%%

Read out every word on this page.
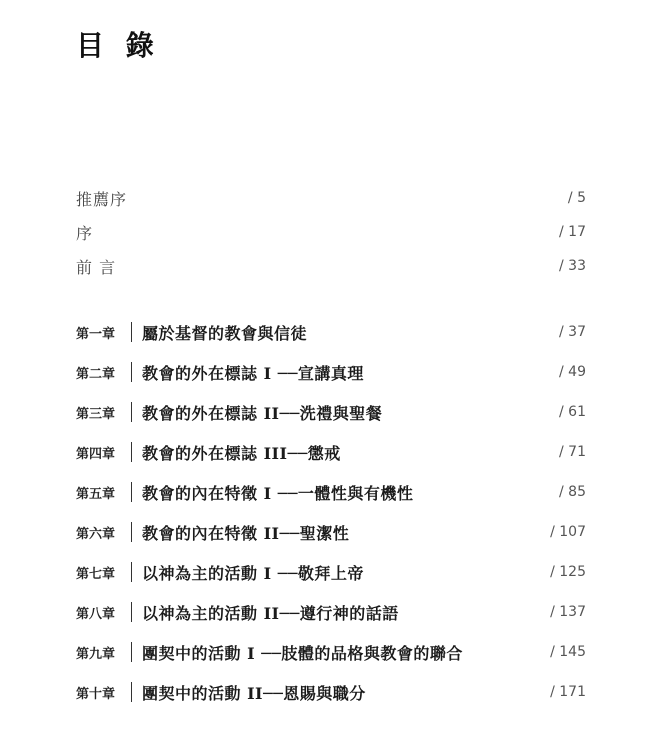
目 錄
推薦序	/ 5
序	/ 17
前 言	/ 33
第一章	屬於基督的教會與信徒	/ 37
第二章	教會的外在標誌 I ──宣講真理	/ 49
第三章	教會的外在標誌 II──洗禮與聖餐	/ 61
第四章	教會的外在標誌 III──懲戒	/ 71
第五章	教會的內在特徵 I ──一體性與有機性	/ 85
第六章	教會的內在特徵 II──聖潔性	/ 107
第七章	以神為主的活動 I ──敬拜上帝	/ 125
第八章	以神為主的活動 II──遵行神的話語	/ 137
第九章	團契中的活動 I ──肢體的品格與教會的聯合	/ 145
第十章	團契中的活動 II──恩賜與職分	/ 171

%%
%%

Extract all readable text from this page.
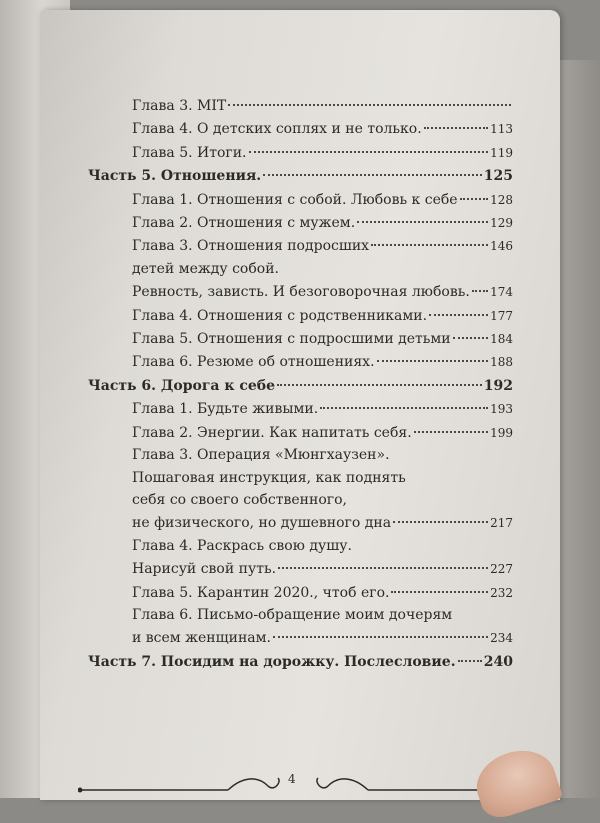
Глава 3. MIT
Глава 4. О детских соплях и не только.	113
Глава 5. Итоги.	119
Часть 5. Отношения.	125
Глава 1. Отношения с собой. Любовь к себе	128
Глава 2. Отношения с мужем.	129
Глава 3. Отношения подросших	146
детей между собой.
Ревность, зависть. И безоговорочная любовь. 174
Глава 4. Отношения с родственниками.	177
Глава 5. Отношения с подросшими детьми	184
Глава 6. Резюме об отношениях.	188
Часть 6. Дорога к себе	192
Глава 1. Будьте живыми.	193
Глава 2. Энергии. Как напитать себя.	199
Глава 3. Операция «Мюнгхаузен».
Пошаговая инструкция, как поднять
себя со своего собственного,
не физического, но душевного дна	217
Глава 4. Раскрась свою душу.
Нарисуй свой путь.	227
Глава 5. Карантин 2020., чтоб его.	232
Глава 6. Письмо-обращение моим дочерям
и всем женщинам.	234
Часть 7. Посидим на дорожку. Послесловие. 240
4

%%

**Short exercise**
Pull out the lines above in which the word "教會的內在特徵" appears.

**Task response**
第五章	教會的內在特徵 I ──一體性與有機性	/ 85
第六章	教會的內在特徵 II──聖潔性	/ 107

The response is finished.